* Given exercise: Leaving out the pictures, please retype each record exactly.

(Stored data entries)

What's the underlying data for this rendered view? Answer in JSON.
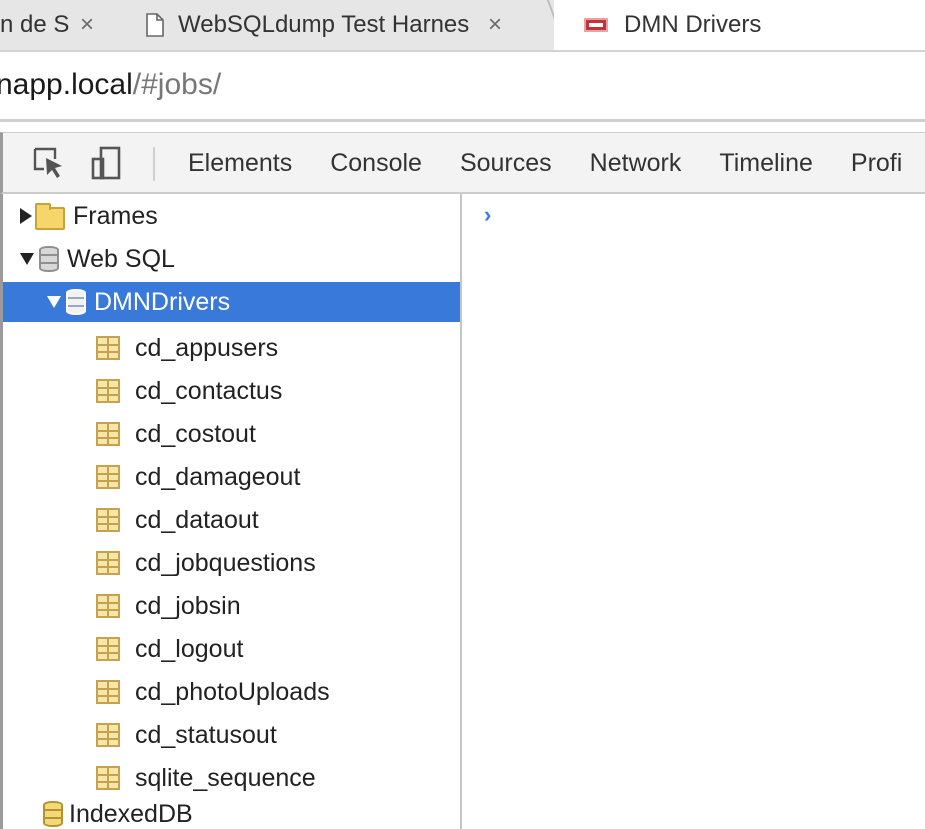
{
  "browser": {
    "tabs": [
      {
        "title": "n de S",
        "close": "×",
        "active": false
      },
      {
        "title": "WebSQLdump Test Harnes",
        "close": "×",
        "active": false
      },
      {
        "title": "DMN Drivers",
        "active": true
      }
    ],
    "url": {
      "host": "napp.local",
      "path": "/#jobs/"
    }
  },
  "devtools": {
    "toolbar": {
      "icons": [
        "inspect-element-icon",
        "device-mode-icon"
      ],
      "tabs": [
        "Elements",
        "Console",
        "Sources",
        "Network",
        "Timeline",
        "Profi"
      ]
    },
    "tree": {
      "frames": "Frames",
      "websql": "Web SQL",
      "database": "DMNDrivers",
      "tables": [
        "cd_appusers",
        "cd_contactus",
        "cd_costout",
        "cd_damageout",
        "cd_dataout",
        "cd_jobquestions",
        "cd_jobsin",
        "cd_logout",
        "cd_photoUploads",
        "cd_statusout",
        "sqlite_sequence"
      ],
      "indexeddb": "IndexedDB"
    },
    "console": {
      "prompt": "›"
    }
  },
  "colors": {
    "selection": "#3879d9",
    "prompt": "#367cf1"
  }
}
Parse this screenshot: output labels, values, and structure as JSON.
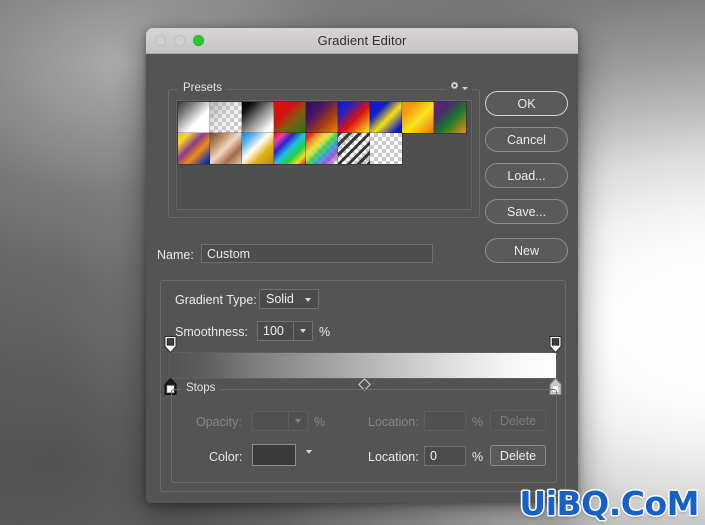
{
  "window": {
    "title": "Gradient Editor",
    "traffic_lights": [
      "close",
      "minimize",
      "zoom"
    ]
  },
  "presets": {
    "legend": "Presets",
    "gear_icon": "gear-icon",
    "swatches": [
      {
        "name": "foreground-to-transparent",
        "style": "linear-gradient(135deg,#3a3a3a 0%,#8d8d8d 30%,#ffffff 62%,#ffffff 100%)",
        "checker": false
      },
      {
        "name": "transparent-stripes",
        "style": "linear-gradient(135deg,rgba(160,160,160,0.75) 0%,rgba(200,200,200,0.35) 45%,rgba(255,255,255,0) 95%)",
        "checker": true
      },
      {
        "name": "black-to-white",
        "style": "linear-gradient(135deg,#000000 0%,#111111 18%,#9a9a9a 55%,#ffffff 85%)",
        "checker": false
      },
      {
        "name": "red-to-green",
        "style": "linear-gradient(135deg,#e01010 0%,#cf1212 35%,#8a5a10 58%,#1d7a1d 100%)",
        "checker": false
      },
      {
        "name": "violet-orange",
        "style": "linear-gradient(135deg,#2a1060 0%,#4a1468 32%,#a03a12 62%,#f58a10 100%)",
        "checker": false
      },
      {
        "name": "blue-red-yellow",
        "style": "linear-gradient(135deg,#0a18cf 0%,#2020c8 22%,#e01010 55%,#f0d020 92%)",
        "checker": false
      },
      {
        "name": "blue-yellow-blue",
        "style": "linear-gradient(135deg,#0a18cf 0%,#1020c8 28%,#f5e010 55%,#0a18cf 88%)",
        "checker": false
      },
      {
        "name": "orange-yellow-orange",
        "style": "linear-gradient(135deg,#f58a10 0%,#f59a10 22%,#f8e420 55%,#f07810 95%)",
        "checker": false
      },
      {
        "name": "violet-green-orange",
        "style": "linear-gradient(135deg,#6a2080 0%,#4a2a70 28%,#1d7a2a 58%,#f08a10 100%)",
        "checker": false
      },
      {
        "name": "yellow-violet-orange-blue",
        "style": "linear-gradient(135deg,#f5c010 0%,#f8d820 18%,#8a3a90 42%,#f08a10 62%,#0a2fb0 92%)",
        "checker": false
      },
      {
        "name": "copper",
        "style": "linear-gradient(135deg,#6a4a34 0%,#b98a62 25%,#f2d8c2 48%,#a06a46 72%,#e8cbb4 100%)",
        "checker": false
      },
      {
        "name": "blue-yellow-blue-2",
        "style": "linear-gradient(135deg,#1888e0 0%,#58b0ee 20%,#ffffff 44%,#e0b010 68%,#b88a10 100%)",
        "checker": false
      },
      {
        "name": "spectrum",
        "style": "linear-gradient(135deg,#e01010 0%,#f040a0 16%,#3020d0 32%,#20c0e0 50%,#20d040 68%,#f0e020 84%,#e01010 100%)",
        "checker": false
      },
      {
        "name": "transparent-rainbow",
        "style": "linear-gradient(135deg,rgba(224,16,16,0.9) 8%,rgba(240,160,16,0.85) 24%,rgba(240,230,32,0.8) 38%,rgba(32,200,64,0.8) 52%,rgba(32,140,224,0.8) 66%,rgba(160,48,200,0.8) 80%,rgba(255,255,255,0) 96%)",
        "checker": true
      },
      {
        "name": "transparent-stripes-2",
        "style": "repeating-linear-gradient(135deg,rgba(40,40,40,0.92) 0 3px,rgba(255,255,255,0) 3px 7px)",
        "checker": true
      },
      {
        "name": "transparent-checker",
        "style": "linear-gradient(135deg,rgba(255,255,255,0.02) 0%,rgba(255,255,255,0.02) 100%)",
        "checker": true
      }
    ]
  },
  "buttons": {
    "ok": "OK",
    "cancel": "Cancel",
    "load": "Load...",
    "save": "Save...",
    "new": "New"
  },
  "name_row": {
    "label": "Name:",
    "value": "Custom",
    "placeholder": "Custom"
  },
  "gradient": {
    "type_label": "Gradient Type:",
    "type_value": "Solid",
    "smoothness_label": "Smoothness:",
    "smoothness_value": "100",
    "percent": "%",
    "strip_start_color": "#000000",
    "strip_end_color": "#ffffff",
    "opacity_stops": [
      {
        "name": "opacity-stop-left",
        "position_pct": 0,
        "fill": "#3c3c3c"
      },
      {
        "name": "opacity-stop-right",
        "position_pct": 100,
        "fill": "#3c3c3c"
      }
    ],
    "color_stops": [
      {
        "name": "color-stop-left",
        "position_pct": 0,
        "fill": "#ffffff"
      },
      {
        "name": "color-stop-right",
        "position_pct": 100,
        "fill": "#ffffff"
      }
    ],
    "midpoint_pct": 50
  },
  "stops": {
    "legend": "Stops",
    "opacity_label": "Opacity:",
    "opacity_value": "",
    "opacity_percent": "%",
    "opacity_location_label": "Location:",
    "opacity_location_value": "",
    "opacity_location_percent": "%",
    "opacity_delete": "Delete",
    "color_label": "Color:",
    "color_swatch": "#3a3a3a",
    "color_location_label": "Location:",
    "color_location_value": "0",
    "color_location_percent": "%",
    "color_delete": "Delete"
  },
  "watermark": {
    "text": "UiBQ.CoM",
    "color": "#1561c9"
  }
}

* Correct result:
What's the underlying data for this rendered view? Answer in JSON.
{
  "browser": {
    "tabs": [
      {
        "title": "n de S",
        "close": "×",
        "active": false
      },
      {
        "title": "WebSQLdump Test Harnes",
        "close": "×",
        "active": false
      },
      {
        "title": "DMN Drivers",
        "active": true
      }
    ],
    "url": {
      "host": "napp.local",
      "path": "/#jobs/"
    }
  },
  "devtools": {
    "toolbar": {
      "icons": [
        "inspect-element-icon",
        "device-mode-icon"
      ],
      "tabs": [
        "Elements",
        "Console",
        "Sources",
        "Network",
        "Timeline",
        "Profi"
      ]
    },
    "tree": {
      "frames": "Frames",
      "websql": "Web SQL",
      "database": "DMNDrivers",
      "tables": [
        "cd_appusers",
        "cd_contactus",
        "cd_costout",
        "cd_damageout",
        "cd_dataout",
        "cd_jobquestions",
        "cd_jobsin",
        "cd_logout",
        "cd_photoUploads",
        "cd_statusout",
        "sqlite_sequence"
      ],
      "indexeddb": "IndexedDB"
    },
    "console": {
      "prompt": "›"
    }
  },
  "colors": {
    "selection": "#3879d9",
    "prompt": "#367cf1"
  }
}
Parse this screenshot: output labels, values, and structure as JSON.
{
  "window": {
    "title": "Gradient Editor",
    "traffic_lights": [
      "close",
      "minimize",
      "zoom"
    ]
  },
  "presets": {
    "legend": "Presets",
    "gear_icon": "gear-icon",
    "swatches": [
      {
        "name": "foreground-to-transparent",
        "style": "linear-gradient(135deg,#3a3a3a 0%,#8d8d8d 30%,#ffffff 62%,#ffffff 100%)",
        "checker": false
      },
      {
        "name": "transparent-stripes",
        "style": "linear-gradient(135deg,rgba(160,160,160,0.75) 0%,rgba(200,200,200,0.35) 45%,rgba(255,255,255,0) 95%)",
        "checker": true
      },
      {
        "name": "black-to-white",
        "style": "linear-gradient(135deg,#000000 0%,#111111 18%,#9a9a9a 55%,#ffffff 85%)",
        "checker": false
      },
      {
        "name": "red-to-green",
        "style": "linear-gradient(135deg,#e01010 0%,#cf1212 35%,#8a5a10 58%,#1d7a1d 100%)",
        "checker": false
      },
      {
        "name": "violet-orange",
        "style": "linear-gradient(135deg,#2a1060 0%,#4a1468 32%,#a03a12 62%,#f58a10 100%)",
        "checker": false
      },
      {
        "name": "blue-red-yellow",
        "style": "linear-gradient(135deg,#0a18cf 0%,#2020c8 22%,#e01010 55%,#f0d020 92%)",
        "checker": false
      },
      {
        "name": "blue-yellow-blue",
        "style": "linear-gradient(135deg,#0a18cf 0%,#1020c8 28%,#f5e010 55%,#0a18cf 88%)",
        "checker": false
      },
      {
        "name": "orange-yellow-orange",
        "style": "linear-gradient(135deg,#f58a10 0%,#f59a10 22%,#f8e420 55%,#f07810 95%)",
        "checker": false
      },
      {
        "name": "violet-green-orange",
        "style": "linear-gradient(135deg,#6a2080 0%,#4a2a70 28%,#1d7a2a 58%,#f08a10 100%)",
        "checker": false
      },
      {
        "name": "yellow-violet-orange-blue",
        "style": "linear-gradient(135deg,#f5c010 0%,#f8d820 18%,#8a3a90 42%,#f08a10 62%,#0a2fb0 92%)",
        "checker": false
      },
      {
        "name": "copper",
        "style": "linear-gradient(135deg,#6a4a34 0%,#b98a62 25%,#f2d8c2 48%,#a06a46 72%,#e8cbb4 100%)",
        "checker": false
      },
      {
        "name": "blue-yellow-blue-2",
        "style": "linear-gradient(135deg,#1888e0 0%,#58b0ee 20%,#ffffff 44%,#e0b010 68%,#b88a10 100%)",
        "checker": false
      },
      {
        "name": "spectrum",
        "style": "linear-gradient(135deg,#e01010 0%,#f040a0 16%,#3020d0 32%,#20c0e0 50%,#20d040 68%,#f0e020 84%,#e01010 100%)",
        "checker": false
      },
      {
        "name": "transparent-rainbow",
        "style": "linear-gradient(135deg,rgba(224,16,16,0.9) 8%,rgba(240,160,16,0.85) 24%,rgba(240,230,32,0.8) 38%,rgba(32,200,64,0.8) 52%,rgba(32,140,224,0.8) 66%,rgba(160,48,200,0.8) 80%,rgba(255,255,255,0) 96%)",
        "checker": true
      },
      {
        "name": "transparent-stripes-2",
        "style": "repeating-linear-gradient(135deg,rgba(40,40,40,0.92) 0 3px,rgba(255,255,255,0) 3px 7px)",
        "checker": true
      },
      {
        "name": "transparent-checker",
        "style": "linear-gradient(135deg,rgba(255,255,255,0.02) 0%,rgba(255,255,255,0.02) 100%)",
        "checker": true
      }
    ]
  },
  "buttons": {
    "ok": "OK",
    "cancel": "Cancel",
    "load": "Load...",
    "save": "Save...",
    "new": "New"
  },
  "name_row": {
    "label": "Name:",
    "value": "Custom",
    "placeholder": "Custom"
  },
  "gradient": {
    "type_label": "Gradient Type:",
    "type_value": "Solid",
    "smoothness_label": "Smoothness:",
    "smoothness_value": "100",
    "percent": "%",
    "strip_start_color": "#000000",
    "strip_end_color": "#ffffff",
    "opacity_stops": [
      {
        "name": "opacity-stop-left",
        "position_pct": 0,
        "fill": "#3c3c3c"
      },
      {
        "name": "opacity-stop-right",
        "position_pct": 100,
        "fill": "#3c3c3c"
      }
    ],
    "color_stops": [
      {
        "name": "color-stop-left",
        "position_pct": 0,
        "fill": "#ffffff"
      },
      {
        "name": "color-stop-right",
        "position_pct": 100,
        "fill": "#ffffff"
      }
    ],
    "midpoint_pct": 50
  },
  "stops": {
    "legend": "Stops",
    "opacity_label": "Opacity:",
    "opacity_value": "",
    "opacity_percent": "%",
    "opacity_location_label": "Location:",
    "opacity_location_value": "",
    "opacity_location_percent": "%",
    "opacity_delete": "Delete",
    "color_label": "Color:",
    "color_swatch": "#3a3a3a",
    "color_location_label": "Location:",
    "color_location_value": "0",
    "color_location_percent": "%",
    "color_delete": "Delete"
  },
  "watermark": {
    "text": "UiBQ.CoM",
    "color": "#1561c9"
  }
}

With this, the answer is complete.